— BEGIN Supplied records —
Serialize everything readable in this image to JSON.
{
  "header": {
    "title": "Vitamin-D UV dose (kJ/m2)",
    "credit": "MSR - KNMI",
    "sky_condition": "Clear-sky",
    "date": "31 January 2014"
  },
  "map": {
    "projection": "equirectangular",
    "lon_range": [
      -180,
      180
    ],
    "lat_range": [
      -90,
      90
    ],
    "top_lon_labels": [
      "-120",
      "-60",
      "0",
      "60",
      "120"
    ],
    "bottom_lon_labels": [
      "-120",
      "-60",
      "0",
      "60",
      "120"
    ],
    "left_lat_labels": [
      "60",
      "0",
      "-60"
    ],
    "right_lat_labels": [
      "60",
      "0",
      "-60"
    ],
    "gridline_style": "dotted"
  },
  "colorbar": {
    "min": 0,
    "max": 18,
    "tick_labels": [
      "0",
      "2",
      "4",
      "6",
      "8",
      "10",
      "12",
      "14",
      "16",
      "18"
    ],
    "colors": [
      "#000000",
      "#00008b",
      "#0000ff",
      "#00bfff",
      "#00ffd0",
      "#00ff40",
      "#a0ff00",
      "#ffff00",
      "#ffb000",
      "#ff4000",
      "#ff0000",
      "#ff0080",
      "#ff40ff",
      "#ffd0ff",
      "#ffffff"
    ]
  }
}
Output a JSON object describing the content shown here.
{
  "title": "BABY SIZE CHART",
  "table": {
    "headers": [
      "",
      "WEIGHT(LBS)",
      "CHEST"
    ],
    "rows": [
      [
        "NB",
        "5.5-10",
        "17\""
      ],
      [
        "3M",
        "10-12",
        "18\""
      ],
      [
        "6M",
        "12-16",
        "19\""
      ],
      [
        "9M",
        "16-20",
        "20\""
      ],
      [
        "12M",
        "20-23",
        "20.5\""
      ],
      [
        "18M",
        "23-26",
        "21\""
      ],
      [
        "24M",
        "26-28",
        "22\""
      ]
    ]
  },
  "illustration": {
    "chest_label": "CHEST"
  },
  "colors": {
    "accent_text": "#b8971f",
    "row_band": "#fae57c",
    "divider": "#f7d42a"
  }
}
— END Supplied records —
## [The request]
Out of the preceding entries, pull every line containing the string "JSON".

## [Response to the task]
Serialize everything readable in this image to JSON.
Output a JSON object describing the content shown here.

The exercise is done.